AIM OF THE TASK: Please look for the string "human" below and report every line in which it occurs.

DATA:
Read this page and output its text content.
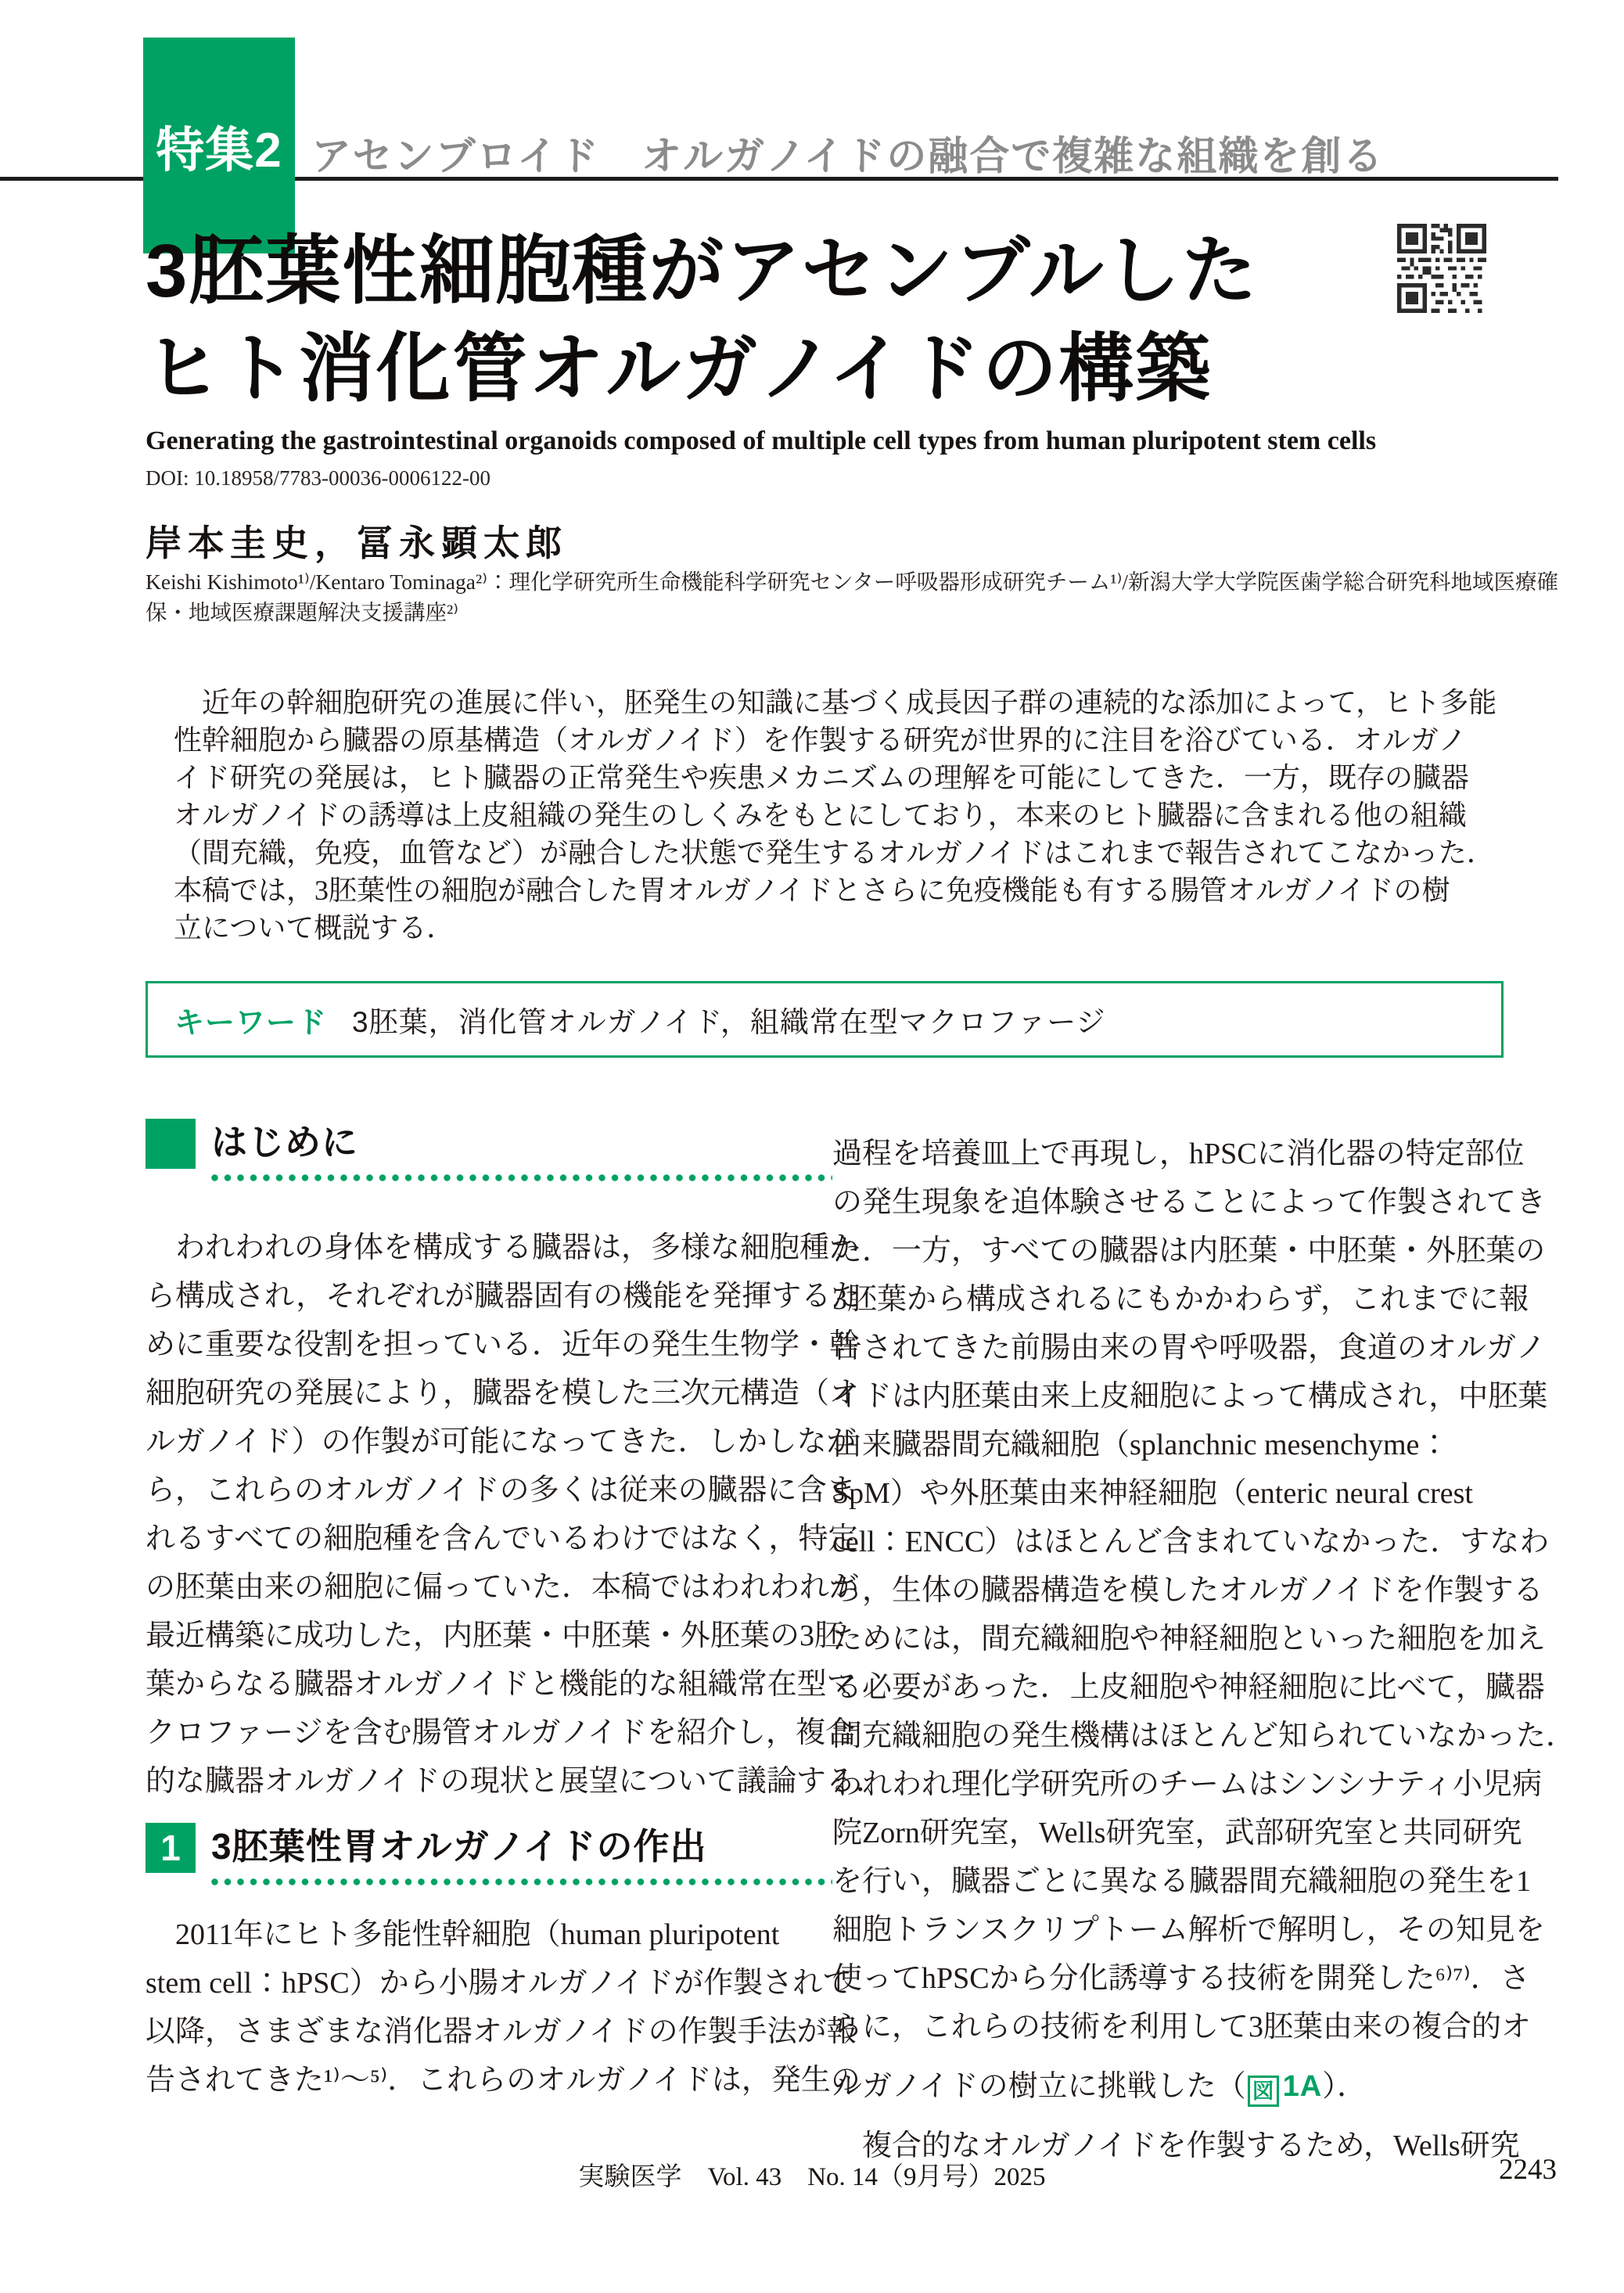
特集2 アセンブロイド　オルガノイドの融合で複雑な組織を創る
3胚葉性細胞種がアセンブルした
ヒト消化管オルガノイドの構築
Generating the gastrointestinal organoids composed of multiple cell types from human pluripotent stem cells
DOI: 10.18958/7783-00036-0006122-00
岸本圭史，冨永顕太郎
Keishi Kishimoto¹⁾/Kentaro Tominaga²⁾：理化学研究所生命機能科学研究センター呼吸器形成研究チーム¹⁾/新潟大学大学院医歯学総合研究科地域医療確保・地域医療課題解決支援講座²⁾
　近年の幹細胞研究の進展に伴い，胚発生の知識に基づく成長因子群の連続的な添加によって，ヒト多能
性幹細胞から臓器の原基構造（オルガノイド）を作製する研究が世界的に注目を浴びている．オルガノ
イド研究の発展は，ヒト臓器の正常発生や疾患メカニズムの理解を可能にしてきた．一方，既存の臓器
オルガノイドの誘導は上皮組織の発生のしくみをもとにしており，本来のヒト臓器に含まれる他の組織
（間充織，免疫，血管など）が融合した状態で発生するオルガノイドはこれまで報告されてこなかった．
本稿では，3胚葉性の細胞が融合した胃オルガノイドとさらに免疫機能も有する腸管オルガノイドの樹
立について概説する．
キーワード 3胚葉，消化管オルガノイド，組織常在型マクロファージ
はじめに
　われわれの身体を構成する臓器は，多様な細胞種か
ら構成され，それぞれが臓器固有の機能を発揮するた
めに重要な役割を担っている．近年の発生生物学・幹
細胞研究の発展により，臓器を模した三次元構造（オ
ルガノイド）の作製が可能になってきた．しかしなが
ら，これらのオルガノイドの多くは従来の臓器に含ま
れるすべての細胞種を含んでいるわけではなく，特定
の胚葉由来の細胞に偏っていた．本稿ではわれわれが
最近構築に成功した，内胚葉・中胚葉・外胚葉の3胚
葉からなる臓器オルガノイドと機能的な組織常在型マ
クロファージを含む腸管オルガノイドを紹介し，複合
的な臓器オルガノイドの現状と展望について議論する．
1 3胚葉性胃オルガノイドの作出
　2011年にヒト多能性幹細胞（human pluripotent
stem cell：hPSC）から小腸オルガノイドが作製されて
以降，さまざまな消化器オルガノイドの作製手法が報
告されてきた¹⁾～⁵⁾．これらのオルガノイドは，発生の
過程を培養皿上で再現し，hPSCに消化器の特定部位
の発生現象を追体験させることによって作製されてき
た．一方，すべての臓器は内胚葉・中胚葉・外胚葉の
3胚葉から構成されるにもかかわらず，これまでに報
告されてきた前腸由来の胃や呼吸器，食道のオルガノ
イドは内胚葉由来上皮細胞によって構成され，中胚葉
由来臓器間充織細胞（splanchnic mesenchyme：
SpM）や外胚葉由来神経細胞（enteric neural crest
cell：ENCC）はほとんど含まれていなかった．すなわ
ち，生体の臓器構造を模したオルガノイドを作製する
ためには，間充織細胞や神経細胞といった細胞を加え
る必要があった．上皮細胞や神経細胞に比べて，臓器
間充織細胞の発生機構はほとんど知られていなかった．
われわれ理化学研究所のチームはシンシナティ小児病
院Zorn研究室，Wells研究室，武部研究室と共同研究
を行い，臓器ごとに異なる臓器間充織細胞の発生を1
細胞トランスクリプトーム解析で解明し，その知見を
使ってhPSCから分化誘導する技術を開発した⁶⁾⁷⁾．さ
らに，これらの技術を利用して3胚葉由来の複合的オ
ルガノイドの樹立に挑戦した（ 図 1A）．
　複合的なオルガノイドを作製するため，Wells研究
実験医学　Vol. 43　No. 14（9月号）2025	2243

TASK RESULT:
Generating the gastrointestinal organoids composed of multiple cell types from human pluripotent stem cells
　2011年にヒト多能性幹細胞（human pluripotent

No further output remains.